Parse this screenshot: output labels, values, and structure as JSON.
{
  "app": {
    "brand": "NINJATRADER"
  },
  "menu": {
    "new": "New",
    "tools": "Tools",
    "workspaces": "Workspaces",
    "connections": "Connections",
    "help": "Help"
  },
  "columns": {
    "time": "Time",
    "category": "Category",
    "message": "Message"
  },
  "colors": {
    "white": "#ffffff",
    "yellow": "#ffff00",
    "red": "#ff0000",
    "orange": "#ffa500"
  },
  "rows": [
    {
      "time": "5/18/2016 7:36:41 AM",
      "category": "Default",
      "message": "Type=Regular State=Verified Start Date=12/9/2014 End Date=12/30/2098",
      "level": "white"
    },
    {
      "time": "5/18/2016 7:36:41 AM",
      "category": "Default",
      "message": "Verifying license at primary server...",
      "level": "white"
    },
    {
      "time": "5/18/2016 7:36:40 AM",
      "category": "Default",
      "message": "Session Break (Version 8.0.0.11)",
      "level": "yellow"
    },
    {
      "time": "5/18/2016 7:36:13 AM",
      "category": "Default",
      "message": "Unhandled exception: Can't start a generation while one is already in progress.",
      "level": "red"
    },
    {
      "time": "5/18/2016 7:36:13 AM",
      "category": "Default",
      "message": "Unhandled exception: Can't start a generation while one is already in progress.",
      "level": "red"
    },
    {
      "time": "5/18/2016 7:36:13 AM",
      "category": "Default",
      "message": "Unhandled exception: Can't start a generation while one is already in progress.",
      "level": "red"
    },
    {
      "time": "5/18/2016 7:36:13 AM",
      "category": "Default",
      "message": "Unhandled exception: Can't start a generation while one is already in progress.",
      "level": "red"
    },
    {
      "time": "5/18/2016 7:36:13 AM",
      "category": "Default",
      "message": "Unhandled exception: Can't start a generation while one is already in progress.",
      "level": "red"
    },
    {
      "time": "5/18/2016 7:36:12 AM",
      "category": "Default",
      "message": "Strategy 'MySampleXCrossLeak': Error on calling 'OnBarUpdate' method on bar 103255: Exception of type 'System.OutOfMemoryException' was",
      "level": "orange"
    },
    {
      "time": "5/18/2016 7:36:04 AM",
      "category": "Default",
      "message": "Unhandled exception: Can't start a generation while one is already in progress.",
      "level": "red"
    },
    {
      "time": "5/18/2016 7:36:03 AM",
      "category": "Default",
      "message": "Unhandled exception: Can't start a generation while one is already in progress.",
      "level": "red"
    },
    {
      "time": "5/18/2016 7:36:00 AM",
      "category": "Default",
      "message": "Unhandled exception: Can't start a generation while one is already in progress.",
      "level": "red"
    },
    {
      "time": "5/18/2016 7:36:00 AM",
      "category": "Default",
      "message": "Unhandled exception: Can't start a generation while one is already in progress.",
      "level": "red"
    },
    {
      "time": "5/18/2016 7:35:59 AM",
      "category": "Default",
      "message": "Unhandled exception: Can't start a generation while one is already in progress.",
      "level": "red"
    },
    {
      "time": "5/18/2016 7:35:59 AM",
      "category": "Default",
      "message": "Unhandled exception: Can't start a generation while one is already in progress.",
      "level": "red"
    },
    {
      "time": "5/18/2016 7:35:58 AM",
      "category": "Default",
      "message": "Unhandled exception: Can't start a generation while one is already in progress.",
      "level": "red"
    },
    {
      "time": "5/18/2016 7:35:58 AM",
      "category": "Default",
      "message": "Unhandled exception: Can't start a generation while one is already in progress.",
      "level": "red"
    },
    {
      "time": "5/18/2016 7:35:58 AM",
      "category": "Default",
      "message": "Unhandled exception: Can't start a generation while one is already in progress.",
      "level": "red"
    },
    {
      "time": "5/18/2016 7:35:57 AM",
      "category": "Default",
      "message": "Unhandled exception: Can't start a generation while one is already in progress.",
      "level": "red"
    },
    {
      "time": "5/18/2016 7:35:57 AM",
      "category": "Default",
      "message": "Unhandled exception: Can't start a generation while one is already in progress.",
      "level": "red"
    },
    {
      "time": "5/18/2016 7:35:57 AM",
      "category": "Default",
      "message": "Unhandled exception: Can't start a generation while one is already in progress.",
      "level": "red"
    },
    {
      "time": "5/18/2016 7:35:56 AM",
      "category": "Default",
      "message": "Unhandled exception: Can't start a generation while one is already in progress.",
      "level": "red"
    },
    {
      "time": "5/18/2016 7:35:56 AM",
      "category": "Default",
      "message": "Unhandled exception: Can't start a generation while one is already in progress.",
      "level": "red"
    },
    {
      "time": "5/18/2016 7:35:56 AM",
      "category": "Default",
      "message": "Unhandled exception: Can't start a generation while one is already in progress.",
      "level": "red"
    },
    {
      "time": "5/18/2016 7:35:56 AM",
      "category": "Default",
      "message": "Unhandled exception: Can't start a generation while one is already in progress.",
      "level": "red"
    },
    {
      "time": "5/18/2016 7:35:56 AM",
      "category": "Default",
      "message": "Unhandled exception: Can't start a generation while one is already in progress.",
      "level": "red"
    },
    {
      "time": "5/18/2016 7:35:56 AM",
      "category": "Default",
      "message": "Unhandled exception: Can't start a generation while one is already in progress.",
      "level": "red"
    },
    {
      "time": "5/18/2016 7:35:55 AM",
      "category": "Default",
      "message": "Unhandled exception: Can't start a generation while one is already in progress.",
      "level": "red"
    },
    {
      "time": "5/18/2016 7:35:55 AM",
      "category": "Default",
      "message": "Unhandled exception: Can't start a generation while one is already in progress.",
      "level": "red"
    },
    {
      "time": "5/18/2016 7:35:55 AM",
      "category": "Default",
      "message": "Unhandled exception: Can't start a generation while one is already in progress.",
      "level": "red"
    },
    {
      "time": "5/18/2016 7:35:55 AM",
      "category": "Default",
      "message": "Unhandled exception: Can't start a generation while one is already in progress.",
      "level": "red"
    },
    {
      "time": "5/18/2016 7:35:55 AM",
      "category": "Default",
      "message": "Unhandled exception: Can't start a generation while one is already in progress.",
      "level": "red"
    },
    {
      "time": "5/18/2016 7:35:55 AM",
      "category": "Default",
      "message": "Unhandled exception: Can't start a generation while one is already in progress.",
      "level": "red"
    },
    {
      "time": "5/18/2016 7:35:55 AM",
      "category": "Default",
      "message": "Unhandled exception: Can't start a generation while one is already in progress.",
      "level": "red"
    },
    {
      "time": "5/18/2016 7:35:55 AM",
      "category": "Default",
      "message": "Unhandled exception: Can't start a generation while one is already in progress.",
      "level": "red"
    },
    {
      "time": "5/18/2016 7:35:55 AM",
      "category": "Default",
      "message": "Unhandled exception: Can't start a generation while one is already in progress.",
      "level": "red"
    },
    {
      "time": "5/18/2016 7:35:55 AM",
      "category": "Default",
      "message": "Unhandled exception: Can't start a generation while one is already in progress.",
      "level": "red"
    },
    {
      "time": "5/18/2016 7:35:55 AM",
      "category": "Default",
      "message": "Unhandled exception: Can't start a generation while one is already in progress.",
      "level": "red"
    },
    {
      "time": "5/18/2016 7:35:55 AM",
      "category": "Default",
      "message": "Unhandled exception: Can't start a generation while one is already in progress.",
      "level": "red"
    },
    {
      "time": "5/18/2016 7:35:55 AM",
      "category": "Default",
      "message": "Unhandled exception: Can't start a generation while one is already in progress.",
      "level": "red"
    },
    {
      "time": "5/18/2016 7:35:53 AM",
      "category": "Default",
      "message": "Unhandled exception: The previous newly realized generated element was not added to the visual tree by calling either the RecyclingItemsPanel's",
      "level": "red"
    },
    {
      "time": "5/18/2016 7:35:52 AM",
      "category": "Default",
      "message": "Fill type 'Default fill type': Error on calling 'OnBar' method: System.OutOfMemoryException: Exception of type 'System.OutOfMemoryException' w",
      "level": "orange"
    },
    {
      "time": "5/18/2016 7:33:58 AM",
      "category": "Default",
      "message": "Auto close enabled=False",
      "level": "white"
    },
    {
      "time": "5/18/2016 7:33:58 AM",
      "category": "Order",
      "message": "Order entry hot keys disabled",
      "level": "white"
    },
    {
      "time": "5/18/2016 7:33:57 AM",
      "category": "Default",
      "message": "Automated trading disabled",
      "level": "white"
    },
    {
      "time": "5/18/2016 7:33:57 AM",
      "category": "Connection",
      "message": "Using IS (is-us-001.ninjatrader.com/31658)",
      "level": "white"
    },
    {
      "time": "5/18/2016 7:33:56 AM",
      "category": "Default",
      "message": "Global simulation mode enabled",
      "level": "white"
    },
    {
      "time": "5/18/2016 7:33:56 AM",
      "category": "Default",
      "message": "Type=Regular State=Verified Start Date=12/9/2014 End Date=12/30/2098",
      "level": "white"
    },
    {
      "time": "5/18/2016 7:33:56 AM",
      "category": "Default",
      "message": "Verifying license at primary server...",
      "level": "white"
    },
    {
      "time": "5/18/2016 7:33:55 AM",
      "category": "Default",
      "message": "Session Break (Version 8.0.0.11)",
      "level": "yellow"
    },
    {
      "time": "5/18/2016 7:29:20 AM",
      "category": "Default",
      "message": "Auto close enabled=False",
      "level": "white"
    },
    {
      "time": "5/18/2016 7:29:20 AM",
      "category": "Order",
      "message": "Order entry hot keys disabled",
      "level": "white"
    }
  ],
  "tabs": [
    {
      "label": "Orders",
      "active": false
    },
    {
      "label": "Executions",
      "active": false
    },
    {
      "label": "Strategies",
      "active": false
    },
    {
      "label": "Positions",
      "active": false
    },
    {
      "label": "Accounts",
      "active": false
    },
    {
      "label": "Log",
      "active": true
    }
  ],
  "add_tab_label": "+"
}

■ ■ ■ ■

Directions >>
Give only the number of lines above that hold the string "calling".

Response to the exercise >>
3